» Work instructions
Extract each line where the string "orpiment" shows up.

(Saved data entries)
---+---

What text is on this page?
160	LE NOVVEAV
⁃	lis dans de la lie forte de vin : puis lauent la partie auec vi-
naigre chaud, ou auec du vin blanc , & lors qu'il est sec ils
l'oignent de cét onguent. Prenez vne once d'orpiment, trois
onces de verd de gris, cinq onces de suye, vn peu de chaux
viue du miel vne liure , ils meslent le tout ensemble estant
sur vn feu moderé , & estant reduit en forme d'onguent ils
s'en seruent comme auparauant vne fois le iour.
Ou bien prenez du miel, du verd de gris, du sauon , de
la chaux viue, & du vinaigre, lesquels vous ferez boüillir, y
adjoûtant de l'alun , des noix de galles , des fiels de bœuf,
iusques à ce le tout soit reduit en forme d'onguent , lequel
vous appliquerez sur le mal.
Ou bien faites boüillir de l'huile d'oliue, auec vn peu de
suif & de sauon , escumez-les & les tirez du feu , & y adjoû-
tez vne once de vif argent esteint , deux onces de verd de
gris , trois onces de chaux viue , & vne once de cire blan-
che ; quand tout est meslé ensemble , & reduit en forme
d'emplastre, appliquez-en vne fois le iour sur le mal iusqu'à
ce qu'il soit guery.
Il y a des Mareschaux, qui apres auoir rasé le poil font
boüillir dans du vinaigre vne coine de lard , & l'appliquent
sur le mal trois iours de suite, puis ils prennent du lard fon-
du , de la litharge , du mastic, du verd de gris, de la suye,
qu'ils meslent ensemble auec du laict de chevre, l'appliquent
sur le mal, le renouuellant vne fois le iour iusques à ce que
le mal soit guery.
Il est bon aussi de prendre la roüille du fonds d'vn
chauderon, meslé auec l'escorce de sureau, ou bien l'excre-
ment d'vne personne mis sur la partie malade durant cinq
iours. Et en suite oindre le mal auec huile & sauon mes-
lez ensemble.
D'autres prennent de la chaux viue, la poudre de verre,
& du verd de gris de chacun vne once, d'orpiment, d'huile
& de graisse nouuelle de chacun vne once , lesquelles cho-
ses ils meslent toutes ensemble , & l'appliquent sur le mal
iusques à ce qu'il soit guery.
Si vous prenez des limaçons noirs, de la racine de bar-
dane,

---+---

» Result of the exercise
l'oignent de cét onguent. Prenez vne once d'orpiment, trois
& du verd de gris de chacun vne once, d'orpiment, d'huile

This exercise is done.